### Goal
Quote each record exactly, please, leaving none out.

****************

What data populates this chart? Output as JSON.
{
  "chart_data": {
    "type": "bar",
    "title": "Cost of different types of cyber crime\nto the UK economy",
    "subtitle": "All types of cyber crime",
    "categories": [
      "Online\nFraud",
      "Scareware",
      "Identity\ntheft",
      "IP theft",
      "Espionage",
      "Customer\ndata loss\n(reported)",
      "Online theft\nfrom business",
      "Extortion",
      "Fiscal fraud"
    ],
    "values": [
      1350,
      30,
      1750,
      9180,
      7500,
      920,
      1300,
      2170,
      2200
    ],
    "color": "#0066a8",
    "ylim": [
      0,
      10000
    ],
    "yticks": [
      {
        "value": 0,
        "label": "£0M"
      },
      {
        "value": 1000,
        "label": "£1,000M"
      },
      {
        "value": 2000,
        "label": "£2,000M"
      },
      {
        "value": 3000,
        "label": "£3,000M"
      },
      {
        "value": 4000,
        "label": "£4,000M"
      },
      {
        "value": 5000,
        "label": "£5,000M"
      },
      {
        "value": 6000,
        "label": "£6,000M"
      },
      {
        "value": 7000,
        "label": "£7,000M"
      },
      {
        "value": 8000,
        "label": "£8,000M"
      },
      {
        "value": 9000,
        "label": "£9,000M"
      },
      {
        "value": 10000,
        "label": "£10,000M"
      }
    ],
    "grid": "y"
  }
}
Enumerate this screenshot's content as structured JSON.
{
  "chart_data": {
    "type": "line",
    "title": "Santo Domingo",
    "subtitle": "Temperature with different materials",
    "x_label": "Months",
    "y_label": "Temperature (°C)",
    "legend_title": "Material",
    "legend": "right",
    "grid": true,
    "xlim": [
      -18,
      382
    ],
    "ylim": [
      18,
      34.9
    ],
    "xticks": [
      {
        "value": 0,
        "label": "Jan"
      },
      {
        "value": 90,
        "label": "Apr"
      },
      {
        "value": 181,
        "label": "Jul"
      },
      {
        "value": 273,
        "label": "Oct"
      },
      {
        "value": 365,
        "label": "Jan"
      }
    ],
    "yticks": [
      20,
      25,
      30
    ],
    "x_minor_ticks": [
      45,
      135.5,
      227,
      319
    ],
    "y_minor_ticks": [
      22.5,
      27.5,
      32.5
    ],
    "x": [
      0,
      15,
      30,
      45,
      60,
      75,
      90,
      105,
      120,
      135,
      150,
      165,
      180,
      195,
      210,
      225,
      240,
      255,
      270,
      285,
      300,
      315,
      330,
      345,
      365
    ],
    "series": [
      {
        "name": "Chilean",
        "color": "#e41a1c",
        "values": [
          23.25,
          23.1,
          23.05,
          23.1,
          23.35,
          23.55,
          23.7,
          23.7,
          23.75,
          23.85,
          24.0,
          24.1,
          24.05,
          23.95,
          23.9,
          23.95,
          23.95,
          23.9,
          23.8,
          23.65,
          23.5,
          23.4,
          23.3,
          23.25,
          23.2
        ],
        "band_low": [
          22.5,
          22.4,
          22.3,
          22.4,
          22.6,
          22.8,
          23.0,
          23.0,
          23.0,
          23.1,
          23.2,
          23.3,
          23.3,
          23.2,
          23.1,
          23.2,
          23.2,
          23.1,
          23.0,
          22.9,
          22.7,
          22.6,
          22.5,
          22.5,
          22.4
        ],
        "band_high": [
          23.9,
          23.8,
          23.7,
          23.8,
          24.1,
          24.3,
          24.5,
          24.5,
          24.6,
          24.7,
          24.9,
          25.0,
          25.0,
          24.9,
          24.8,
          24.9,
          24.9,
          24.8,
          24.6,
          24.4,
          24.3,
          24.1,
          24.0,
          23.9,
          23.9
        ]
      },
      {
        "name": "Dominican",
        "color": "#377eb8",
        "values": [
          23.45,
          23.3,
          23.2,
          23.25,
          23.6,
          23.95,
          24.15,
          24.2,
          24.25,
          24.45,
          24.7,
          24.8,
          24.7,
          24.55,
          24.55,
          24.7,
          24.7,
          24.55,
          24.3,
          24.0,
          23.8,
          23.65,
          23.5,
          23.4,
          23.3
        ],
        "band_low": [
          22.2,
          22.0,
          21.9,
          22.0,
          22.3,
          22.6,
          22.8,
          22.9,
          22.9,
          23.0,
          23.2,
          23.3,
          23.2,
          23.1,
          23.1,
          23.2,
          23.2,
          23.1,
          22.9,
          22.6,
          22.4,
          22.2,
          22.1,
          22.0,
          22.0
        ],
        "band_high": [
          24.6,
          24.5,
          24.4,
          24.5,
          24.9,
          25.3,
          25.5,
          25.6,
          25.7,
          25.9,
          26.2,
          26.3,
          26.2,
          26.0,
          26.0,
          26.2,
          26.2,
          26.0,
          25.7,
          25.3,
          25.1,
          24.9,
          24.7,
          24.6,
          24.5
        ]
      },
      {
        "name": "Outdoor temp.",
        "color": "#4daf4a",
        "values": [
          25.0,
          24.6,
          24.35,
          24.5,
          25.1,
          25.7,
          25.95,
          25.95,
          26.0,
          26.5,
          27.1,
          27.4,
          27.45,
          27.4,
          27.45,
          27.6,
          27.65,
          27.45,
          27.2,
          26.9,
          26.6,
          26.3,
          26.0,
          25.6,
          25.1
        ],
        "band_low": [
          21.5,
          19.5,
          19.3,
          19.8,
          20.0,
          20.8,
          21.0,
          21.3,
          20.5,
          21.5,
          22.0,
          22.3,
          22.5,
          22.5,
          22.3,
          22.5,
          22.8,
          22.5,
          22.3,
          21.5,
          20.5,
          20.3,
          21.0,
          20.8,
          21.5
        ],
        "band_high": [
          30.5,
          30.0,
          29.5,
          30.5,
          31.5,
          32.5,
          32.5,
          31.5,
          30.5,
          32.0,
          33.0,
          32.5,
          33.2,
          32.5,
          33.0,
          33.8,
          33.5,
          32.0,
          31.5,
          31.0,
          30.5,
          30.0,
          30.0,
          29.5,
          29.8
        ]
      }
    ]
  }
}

****************

### Answer for the task
What data populates this chart? Output as JSON.
{
  "chart_data": {
    "type": "bar",
    "title": "Cost of different types of cyber crime\nto the UK economy",
    "subtitle": "All types of cyber crime",
    "categories": [
      "Online\nFraud",
      "Scareware",
      "Identity\ntheft",
      "IP theft",
      "Espionage",
      "Customer\ndata loss\n(reported)",
      "Online theft\nfrom business",
      "Extortion",
      "Fiscal fraud"
    ],
    "values": [
      1350,
      30,
      1750,
      9180,
      7500,
      920,
      1300,
      2170,
      2200
    ],
    "color": "#0066a8",
    "ylim": [
      0,
      10000
    ],
    "yticks": [
      {
        "value": 0,
        "label": "£0M"
      },
      {
        "value": 1000,
        "label": "£1,000M"
      },
      {
        "value": 2000,
        "label": "£2,000M"
      },
      {
        "value": 3000,
        "label": "£3,000M"
      },
      {
        "value": 4000,
        "label": "£4,000M"
      },
      {
        "value": 5000,
        "label": "£5,000M"
      },
      {
        "value": 6000,
        "label": "£6,000M"
      },
      {
        "value": 7000,
        "label": "£7,000M"
      },
      {
        "value": 8000,
        "label": "£8,000M"
      },
      {
        "value": 9000,
        "label": "£9,000M"
      },
      {
        "value": 10000,
        "label": "£10,000M"
      }
    ],
    "grid": "y"
  }
}
Enumerate this screenshot's content as structured JSON.
{
  "chart_data": {
    "type": "line",
    "title": "Santo Domingo",
    "subtitle": "Temperature with different materials",
    "x_label": "Months",
    "y_label": "Temperature (°C)",
    "legend_title": "Material",
    "legend": "right",
    "grid": true,
    "xlim": [
      -18,
      382
    ],
    "ylim": [
      18,
      34.9
    ],
    "xticks": [
      {
        "value": 0,
        "label": "Jan"
      },
      {
        "value": 90,
        "label": "Apr"
      },
      {
        "value": 181,
        "label": "Jul"
      },
      {
        "value": 273,
        "label": "Oct"
      },
      {
        "value": 365,
        "label": "Jan"
      }
    ],
    "yticks": [
      20,
      25,
      30
    ],
    "x_minor_ticks": [
      45,
      135.5,
      227,
      319
    ],
    "y_minor_ticks": [
      22.5,
      27.5,
      32.5
    ],
    "x": [
      0,
      15,
      30,
      45,
      60,
      75,
      90,
      105,
      120,
      135,
      150,
      165,
      180,
      195,
      210,
      225,
      240,
      255,
      270,
      285,
      300,
      315,
      330,
      345,
      365
    ],
    "series": [
      {
        "name": "Chilean",
        "color": "#e41a1c",
        "values": [
          23.25,
          23.1,
          23.05,
          23.1,
          23.35,
          23.55,
          23.7,
          23.7,
          23.75,
          23.85,
          24.0,
          24.1,
          24.05,
          23.95,
          23.9,
          23.95,
          23.95,
          23.9,
          23.8,
          23.65,
          23.5,
          23.4,
          23.3,
          23.25,
          23.2
        ],
        "band_low": [
          22.5,
          22.4,
          22.3,
          22.4,
          22.6,
          22.8,
          23.0,
          23.0,
          23.0,
          23.1,
          23.2,
          23.3,
          23.3,
          23.2,
          23.1,
          23.2,
          23.2,
          23.1,
          23.0,
          22.9,
          22.7,
          22.6,
          22.5,
          22.5,
          22.4
        ],
        "band_high": [
          23.9,
          23.8,
          23.7,
          23.8,
          24.1,
          24.3,
          24.5,
          24.5,
          24.6,
          24.7,
          24.9,
          25.0,
          25.0,
          24.9,
          24.8,
          24.9,
          24.9,
          24.8,
          24.6,
          24.4,
          24.3,
          24.1,
          24.0,
          23.9,
          23.9
        ]
      },
      {
        "name": "Dominican",
        "color": "#377eb8",
        "values": [
          23.45,
          23.3,
          23.2,
          23.25,
          23.6,
          23.95,
          24.15,
          24.2,
          24.25,
          24.45,
          24.7,
          24.8,
          24.7,
          24.55,
          24.55,
          24.7,
          24.7,
          24.55,
          24.3,
          24.0,
          23.8,
          23.65,
          23.5,
          23.4,
          23.3
        ],
        "band_low": [
          22.2,
          22.0,
          21.9,
          22.0,
          22.3,
          22.6,
          22.8,
          22.9,
          22.9,
          23.0,
          23.2,
          23.3,
          23.2,
          23.1,
          23.1,
          23.2,
          23.2,
          23.1,
          22.9,
          22.6,
          22.4,
          22.2,
          22.1,
          22.0,
          22.0
        ],
        "band_high": [
          24.6,
          24.5,
          24.4,
          24.5,
          24.9,
          25.3,
          25.5,
          25.6,
          25.7,
          25.9,
          26.2,
          26.3,
          26.2,
          26.0,
          26.0,
          26.2,
          26.2,
          26.0,
          25.7,
          25.3,
          25.1,
          24.9,
          24.7,
          24.6,
          24.5
        ]
      },
      {
        "name": "Outdoor temp.",
        "color": "#4daf4a",
        "values": [
          25.0,
          24.6,
          24.35,
          24.5,
          25.1,
          25.7,
          25.95,
          25.95,
          26.0,
          26.5,
          27.1,
          27.4,
          27.45,
          27.4,
          27.45,
          27.6,
          27.65,
          27.45,
          27.2,
          26.9,
          26.6,
          26.3,
          26.0,
          25.6,
          25.1
        ],
        "band_low": [
          21.5,
          19.5,
          19.3,
          19.8,
          20.0,
          20.8,
          21.0,
          21.3,
          20.5,
          21.5,
          22.0,
          22.3,
          22.5,
          22.5,
          22.3,
          22.5,
          22.8,
          22.5,
          22.3,
          21.5,
          20.5,
          20.3,
          21.0,
          20.8,
          21.5
        ],
        "band_high": [
          30.5,
          30.0,
          29.5,
          30.5,
          31.5,
          32.5,
          32.5,
          31.5,
          30.5,
          32.0,
          33.0,
          32.5,
          33.2,
          32.5,
          33.0,
          33.8,
          33.5,
          32.0,
          31.5,
          31.0,
          30.5,
          30.0,
          30.0,
          29.5,
          29.8
        ]
      }
    ]
  }
}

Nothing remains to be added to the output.